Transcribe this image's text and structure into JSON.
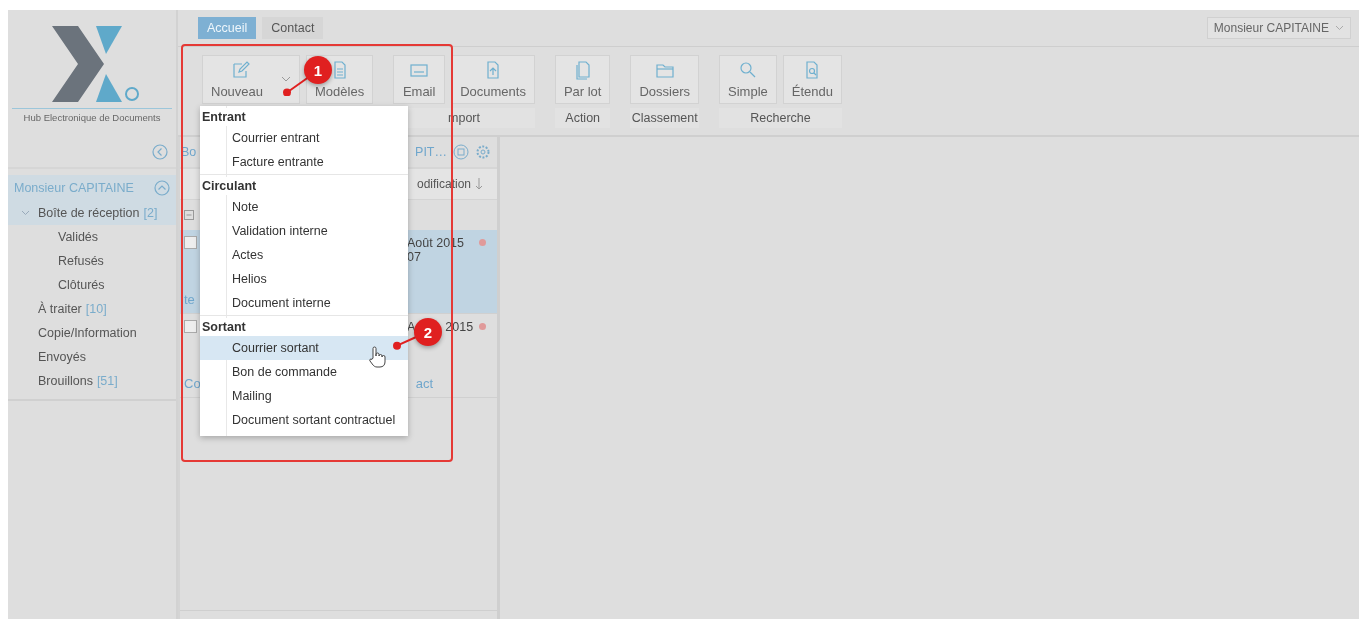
{
  "logo": {
    "caption": "Hub Electronique de Documents"
  },
  "tabs": [
    {
      "label": "Accueil",
      "selected": true
    },
    {
      "label": "Contact",
      "selected": false
    }
  ],
  "user_menu": {
    "label": "Monsieur CAPITAINE"
  },
  "ribbon": {
    "groups": [
      {
        "buttons": [
          {
            "label": "Nouveau",
            "has_caret": true
          },
          {
            "label": "Modèles",
            "has_caret": false
          }
        ]
      },
      {
        "label": "mport",
        "buttons": [
          {
            "label": "Email",
            "has_caret": false
          },
          {
            "label": "Documents",
            "has_caret": false
          }
        ]
      },
      {
        "label": "Action",
        "buttons": [
          {
            "label": "Par lot",
            "has_caret": false
          }
        ]
      },
      {
        "label": "Classement",
        "buttons": [
          {
            "label": "Dossiers",
            "has_caret": false
          }
        ]
      },
      {
        "label": "Recherche",
        "buttons": [
          {
            "label": "Simple",
            "has_caret": false
          },
          {
            "label": "Étendu",
            "has_caret": false
          }
        ]
      }
    ]
  },
  "sidebar": {
    "title": "Monsieur CAPITAINE",
    "expanded": true,
    "items": [
      {
        "label": "Boîte de réception",
        "count": "[2]",
        "selected": true,
        "expanded": true,
        "children": [
          {
            "label": "Validés",
            "selected": false
          },
          {
            "label": "Refusés",
            "selected": false
          },
          {
            "label": "Clôturés",
            "selected": false
          }
        ]
      },
      {
        "label": "À traiter",
        "count": "[10]",
        "selected": false
      },
      {
        "label": "Copie/Information",
        "selected": false
      },
      {
        "label": "Envoyés",
        "selected": false
      },
      {
        "label": "Brouillons",
        "count": "[51]",
        "selected": false
      }
    ]
  },
  "list_panel": {
    "title_start": "Bo",
    "title_end": "PIT…",
    "column": "odification",
    "rows": [
      {
        "selected": true,
        "checked": false,
        "date_start": "Août 2015",
        "date_time": "07",
        "link_start": "te"
      },
      {
        "selected": false,
        "checked": false,
        "date_start": "A",
        "date_end": "2015",
        "link_start": "Co",
        "link_end": "act"
      }
    ]
  },
  "menu": {
    "sections": [
      {
        "title": "Entrant",
        "items": [
          {
            "label": "Courrier entrant",
            "selected": false
          },
          {
            "label": "Facture entrante",
            "selected": false
          }
        ]
      },
      {
        "title": "Circulant",
        "items": [
          {
            "label": "Note",
            "selected": false
          },
          {
            "label": "Validation interne",
            "selected": false
          },
          {
            "label": "Actes",
            "selected": false
          },
          {
            "label": "Helios",
            "selected": false
          },
          {
            "label": "Document interne",
            "selected": false
          }
        ]
      },
      {
        "title": "Sortant",
        "items": [
          {
            "label": "Courrier sortant",
            "selected": true
          },
          {
            "label": "Bon de commande",
            "selected": false
          },
          {
            "label": "Mailing",
            "selected": false
          },
          {
            "label": "Document sortant contractuel",
            "selected": false
          }
        ]
      }
    ]
  },
  "callouts": [
    {
      "number": "1"
    },
    {
      "number": "2"
    }
  ]
}
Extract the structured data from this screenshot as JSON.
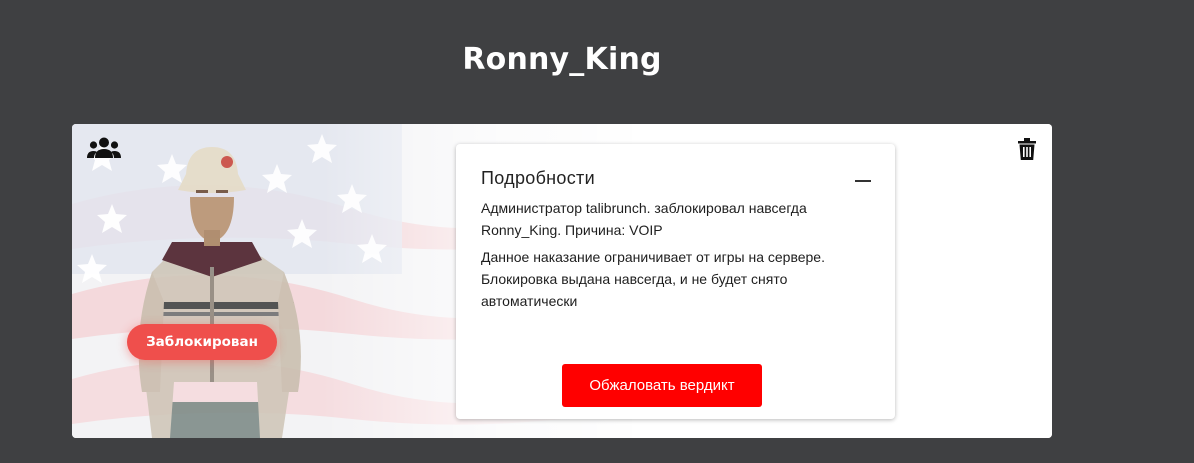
{
  "header": {
    "player_name": "Ronny_King"
  },
  "card": {
    "status_badge": "Заблокирован",
    "details": {
      "title": "Подробности",
      "summary": "Администратор talibrunch. заблокировал навсегда Ronny_King. Причина: VOIP",
      "explanation": "Данное наказание ограничивает от игры на сервере. Блокировка выдана навсегда, и не будет снято автоматически",
      "appeal_button": "Обжаловать вердикт"
    },
    "icons": {
      "group": "users-icon",
      "delete": "trash-icon",
      "collapse": "minus-icon"
    }
  },
  "colors": {
    "page_background": "#3f4042",
    "badge": "#ef4f4c",
    "appeal_button": "#ff0000"
  }
}
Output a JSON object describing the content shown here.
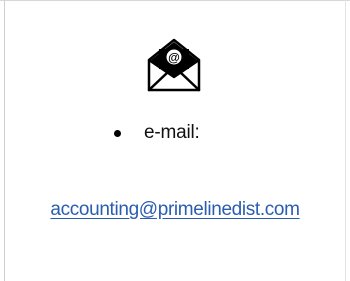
{
  "contact": {
    "icon": "email-envelope-icon",
    "label": "e-mail:",
    "email": "accounting@primelinedist.com",
    "link_color": "#2a5db0"
  }
}
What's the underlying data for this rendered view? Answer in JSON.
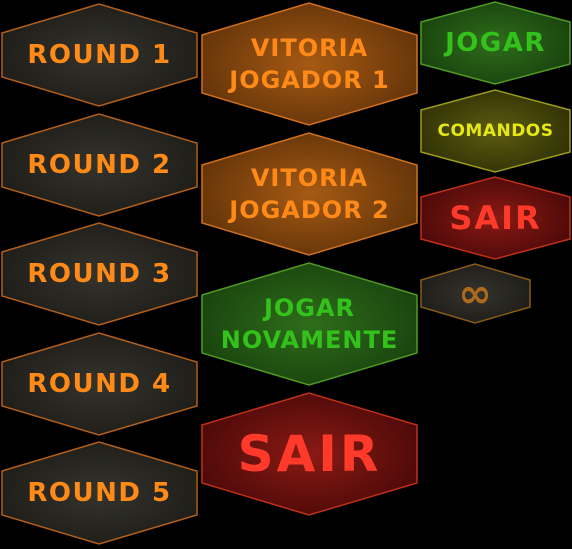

● ● ●

= REQUIREMENT =
Each record above should come back exactly the same, only without its pictures.

= ANSWER =
Transcribe this image's text and structure into JSON.
{
  "logo": {
    "caption": "Hub Electronique de Documents"
  },
  "tabs": [
    {
      "label": "Accueil",
      "selected": true
    },
    {
      "label": "Contact",
      "selected": false
    }
  ],
  "user_menu": {
    "label": "Monsieur CAPITAINE"
  },
  "ribbon": {
    "groups": [
      {
        "buttons": [
          {
            "label": "Nouveau",
            "has_caret": true
          },
          {
            "label": "Modèles",
            "has_caret": false
          }
        ]
      },
      {
        "label": "mport",
        "buttons": [
          {
            "label": "Email",
            "has_caret": false
          },
          {
            "label": "Documents",
            "has_caret": false
          }
        ]
      },
      {
        "label": "Action",
        "buttons": [
          {
            "label": "Par lot",
            "has_caret": false
          }
        ]
      },
      {
        "label": "Classement",
        "buttons": [
          {
            "label": "Dossiers",
            "has_caret": false
          }
        ]
      },
      {
        "label": "Recherche",
        "buttons": [
          {
            "label": "Simple",
            "has_caret": false
          },
          {
            "label": "Étendu",
            "has_caret": false
          }
        ]
      }
    ]
  },
  "sidebar": {
    "title": "Monsieur CAPITAINE",
    "expanded": true,
    "items": [
      {
        "label": "Boîte de réception",
        "count": "[2]",
        "selected": true,
        "expanded": true,
        "children": [
          {
            "label": "Validés",
            "selected": false
          },
          {
            "label": "Refusés",
            "selected": false
          },
          {
            "label": "Clôturés",
            "selected": false
          }
        ]
      },
      {
        "label": "À traiter",
        "count": "[10]",
        "selected": false
      },
      {
        "label": "Copie/Information",
        "selected": false
      },
      {
        "label": "Envoyés",
        "selected": false
      },
      {
        "label": "Brouillons",
        "count": "[51]",
        "selected": false
      }
    ]
  },
  "list_panel": {
    "title_start": "Bo",
    "title_end": "PIT…",
    "column": "odification",
    "rows": [
      {
        "selected": true,
        "checked": false,
        "date_start": "Août 2015",
        "date_time": "07",
        "link_start": "te"
      },
      {
        "selected": false,
        "checked": false,
        "date_start": "A",
        "date_end": "2015",
        "link_start": "Co",
        "link_end": "act"
      }
    ]
  },
  "menu": {
    "sections": [
      {
        "title": "Entrant",
        "items": [
          {
            "label": "Courrier entrant",
            "selected": false
          },
          {
            "label": "Facture entrante",
            "selected": false
          }
        ]
      },
      {
        "title": "Circulant",
        "items": [
          {
            "label": "Note",
            "selected": false
          },
          {
            "label": "Validation interne",
            "selected": false
          },
          {
            "label": "Actes",
            "selected": false
          },
          {
            "label": "Helios",
            "selected": false
          },
          {
            "label": "Document interne",
            "selected": false
          }
        ]
      },
      {
        "title": "Sortant",
        "items": [
          {
            "label": "Courrier sortant",
            "selected": true
          },
          {
            "label": "Bon de commande",
            "selected": false
          },
          {
            "label": "Mailing",
            "selected": false
          },
          {
            "label": "Document sortant contractuel",
            "selected": false
          }
        ]
      }
    ]
  },
  "callouts": [
    {
      "number": "1"
    },
    {
      "number": "2"
    }
  ]
}
Extract the structured data from this screenshot as JSON.
{
  "header": {
    "player_name": "Ronny_King"
  },
  "card": {
    "status_badge": "Заблокирован",
    "details": {
      "title": "Подробности",
      "summary": "Администратор talibrunch. заблокировал навсегда Ronny_King. Причина: VOIP",
      "explanation": "Данное наказание ограничивает от игры на сервере. Блокировка выдана навсегда, и не будет снято автоматически",
      "appeal_button": "Обжаловать вердикт"
    },
    "icons": {
      "group": "users-icon",
      "delete": "trash-icon",
      "collapse": "minus-icon"
    }
  },
  "colors": {
    "page_background": "#3f4042",
    "badge": "#ef4f4c",
    "appeal_button": "#ff0000"
  }
}
Output a JSON object describing the content shown here.
{
  "contact": {
    "icon": "email-envelope-icon",
    "label": "e-mail:",
    "email": "accounting@primelinedist.com",
    "link_color": "#2a5db0"
  }
}
What's the underlying data for this rendered view? Answer in JSON.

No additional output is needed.